▶ _DATA RECORDS_:
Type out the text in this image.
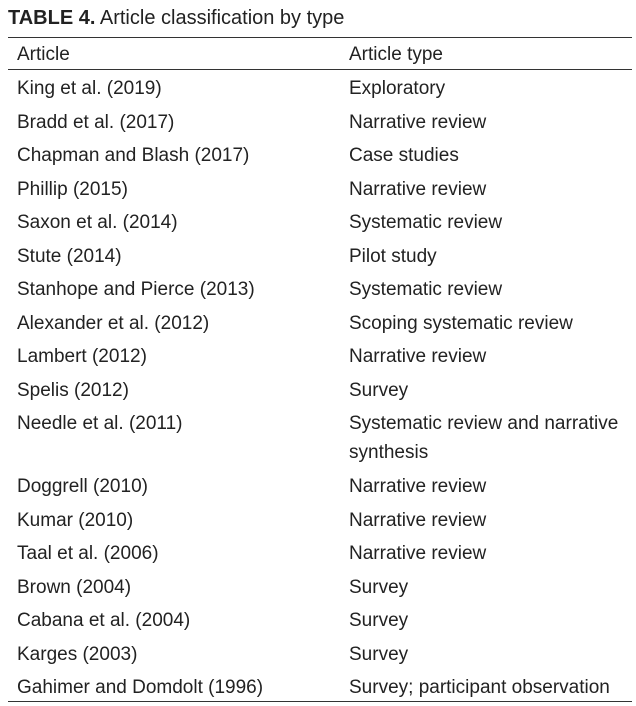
TABLE 4. Article classification by type
Article	Article type
King et al. (2019)	Exploratory
Bradd et al. (2017)	Narrative review
Chapman and Blash (2017)	Case studies
Phillip (2015)	Narrative review
Saxon et al. (2014)	Systematic review
Stute (2014)	Pilot study
Stanhope and Pierce (2013)	Systematic review
Alexander et al. (2012)	Scoping systematic review
Lambert (2012)	Narrative review
Spelis (2012)	Survey
Needle et al. (2011)	Systematic review and narrative synthesis
Doggrell (2010)	Narrative review
Kumar (2010)	Narrative review
Taal et al. (2006)	Narrative review
Brown (2004)	Survey
Cabana et al. (2004)	Survey
Karges (2003)	Survey
Gahimer and Domdolt (1996)	Survey; participant observation
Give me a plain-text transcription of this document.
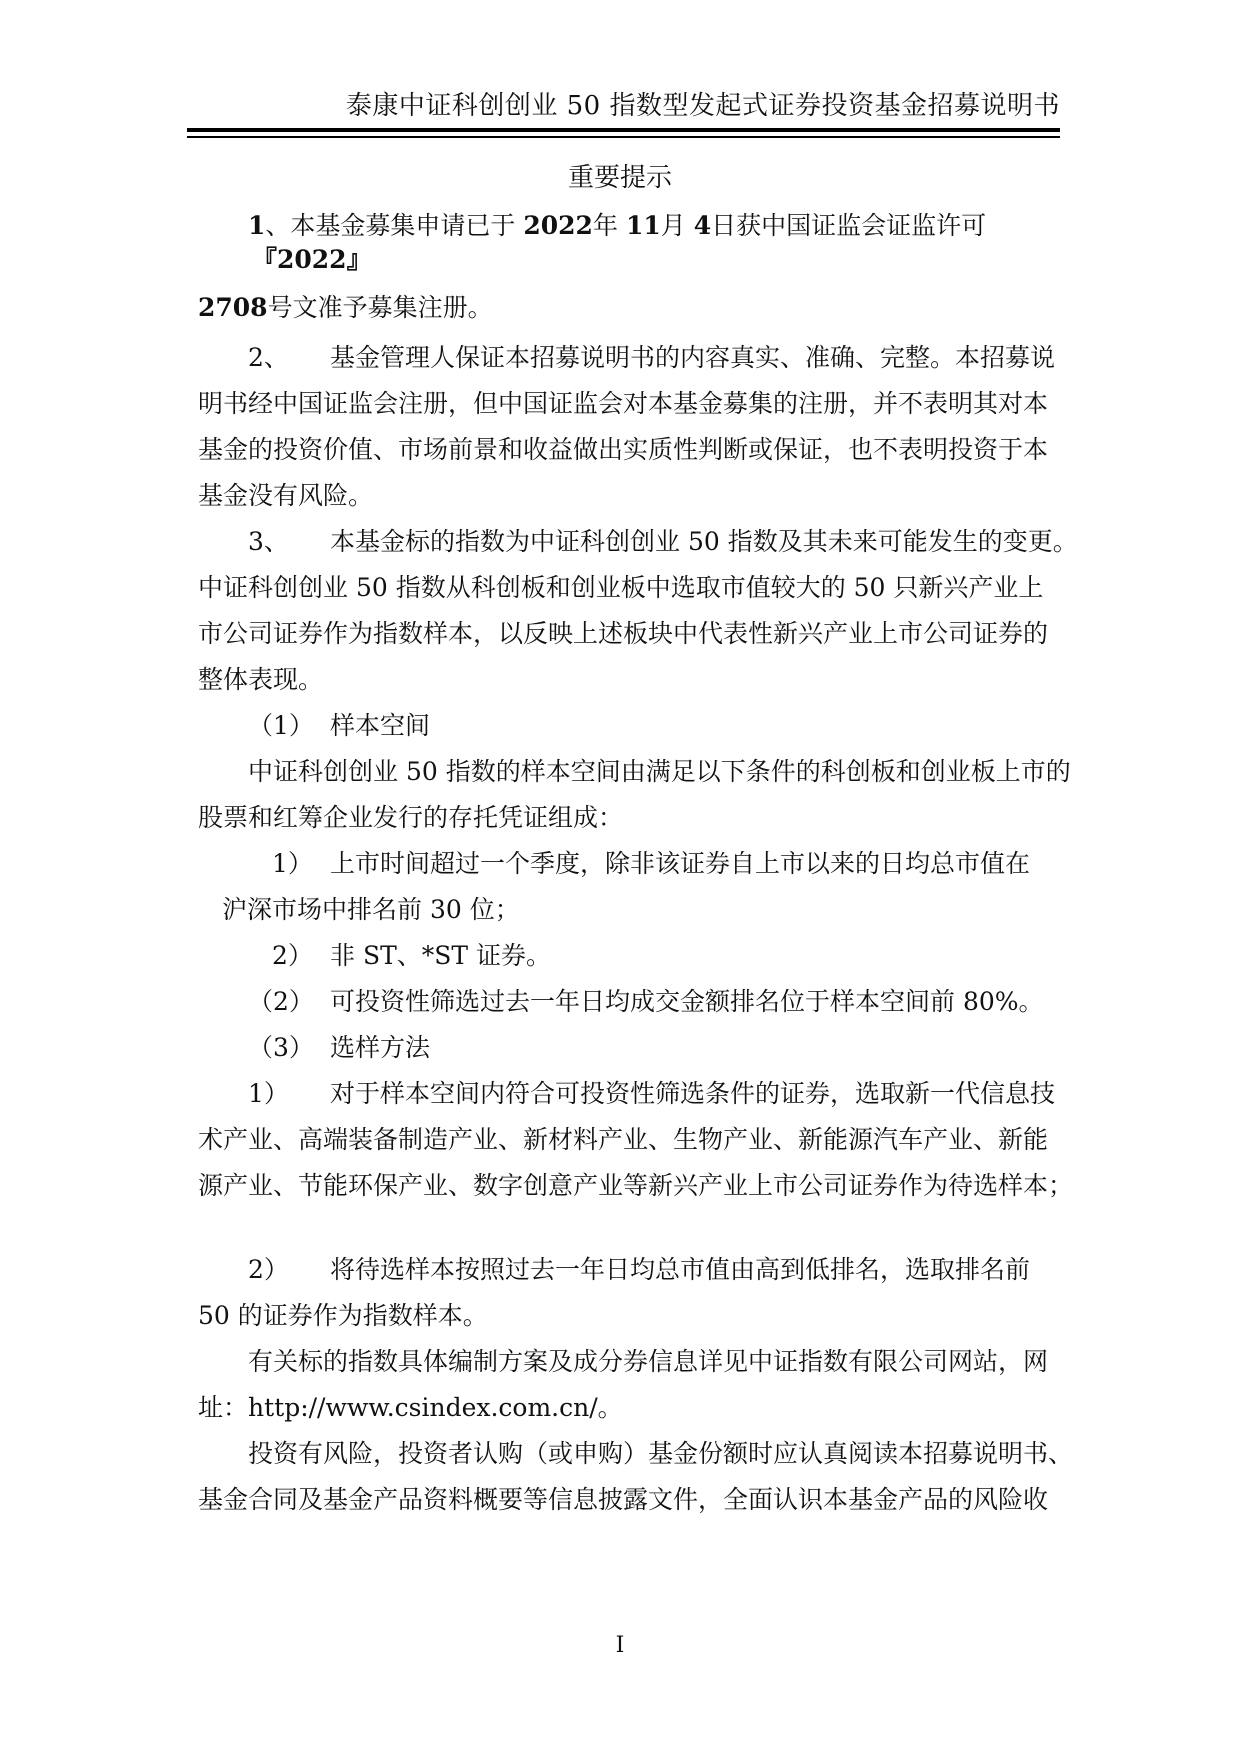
泰康中证科创创业 50 指数型发起式证券投资基金招募说明书
重要提示
1、本基金募集申请已于 2022年 11月 4日获中国证监会证监许可
『2022』
2708号文准予募集注册。
2、 基金管理人保证本招募说明书的内容真实、准确、完整。本招募说
明书经中国证监会注册，但中国证监会对本基金募集的注册，并不表明其对本
基金的投资价值、市场前景和收益做出实质性判断或保证，也不表明投资于本
基金没有风险。
3、 本基金标的指数为中证科创创业 50 指数及其未来可能发生的变更。
中证科创创业 50 指数从科创板和创业板中选取市值较大的 50 只新兴产业上
市公司证券作为指数样本，以反映上述板块中代表性新兴产业上市公司证券的
整体表现。
（1） 样本空间
中证科创创业 50 指数的样本空间由满足以下条件的科创板和创业板上市的
股票和红筹企业发行的存托凭证组成：
1） 上市时间超过一个季度，除非该证券自上市以来的日均总市值在
沪深市场中排名前 30 位；
2） 非 ST、*ST 证券。
（2） 可投资性筛选过去一年日均成交金额排名位于样本空间前 80%。
（3） 选样方法
1） 对于样本空间内符合可投资性筛选条件的证券，选取新一代信息技
术产业、高端装备制造产业、新材料产业、生物产业、新能源汽车产业、新能
源产业、节能环保产业、数字创意产业等新兴产业上市公司证券作为待选样本；
2） 将待选样本按照过去一年日均总市值由高到低排名，选取排名前
50 的证券作为指数样本。
有关标的指数具体编制方案及成分券信息详见中证指数有限公司网站，网
址：http://www.csindex.com.cn/。
投资有风险，投资者认购（或申购）基金份额时应认真阅读本招募说明书、
基金合同及基金产品资料概要等信息披露文件，全面认识本基金产品的风险收
I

▶ _WHAT YOU NEED TO DO_: Every line is to be duplicated exactly, though pictures stay out.

▶ _TASK SOLUTION_:
Type out the text in this image.
TABLE 4. Article classification by type
Article	Article type
King et al. (2019)	Exploratory
Bradd et al. (2017)	Narrative review
Chapman and Blash (2017)	Case studies
Phillip (2015)	Narrative review
Saxon et al. (2014)	Systematic review
Stute (2014)	Pilot study
Stanhope and Pierce (2013)	Systematic review
Alexander et al. (2012)	Scoping systematic review
Lambert (2012)	Narrative review
Spelis (2012)	Survey
Needle et al. (2011)	Systematic review and narrative synthesis
Doggrell (2010)	Narrative review
Kumar (2010)	Narrative review
Taal et al. (2006)	Narrative review
Brown (2004)	Survey
Cabana et al. (2004)	Survey
Karges (2003)	Survey
Gahimer and Domdolt (1996)	Survey; participant observation
Give me a plain-text transcription of this document.
泰康中证科创创业 50 指数型发起式证券投资基金招募说明书
重要提示
1、本基金募集申请已于 2022年 11月 4日获中国证监会证监许可
『2022』
2708号文准予募集注册。
2、 基金管理人保证本招募说明书的内容真实、准确、完整。本招募说
明书经中国证监会注册，但中国证监会对本基金募集的注册，并不表明其对本
基金的投资价值、市场前景和收益做出实质性判断或保证，也不表明投资于本
基金没有风险。
3、 本基金标的指数为中证科创创业 50 指数及其未来可能发生的变更。
中证科创创业 50 指数从科创板和创业板中选取市值较大的 50 只新兴产业上
市公司证券作为指数样本，以反映上述板块中代表性新兴产业上市公司证券的
整体表现。
（1） 样本空间
中证科创创业 50 指数的样本空间由满足以下条件的科创板和创业板上市的
股票和红筹企业发行的存托凭证组成：
1） 上市时间超过一个季度，除非该证券自上市以来的日均总市值在
沪深市场中排名前 30 位；
2） 非 ST、*ST 证券。
（2） 可投资性筛选过去一年日均成交金额排名位于样本空间前 80%。
（3） 选样方法
1） 对于样本空间内符合可投资性筛选条件的证券，选取新一代信息技
术产业、高端装备制造产业、新材料产业、生物产业、新能源汽车产业、新能
源产业、节能环保产业、数字创意产业等新兴产业上市公司证券作为待选样本；
2） 将待选样本按照过去一年日均总市值由高到低排名，选取排名前
50 的证券作为指数样本。
有关标的指数具体编制方案及成分券信息详见中证指数有限公司网站，网
址：http://www.csindex.com.cn/。
投资有风险，投资者认购（或申购）基金份额时应认真阅读本招募说明书、
基金合同及基金产品资料概要等信息披露文件，全面认识本基金产品的风险收
I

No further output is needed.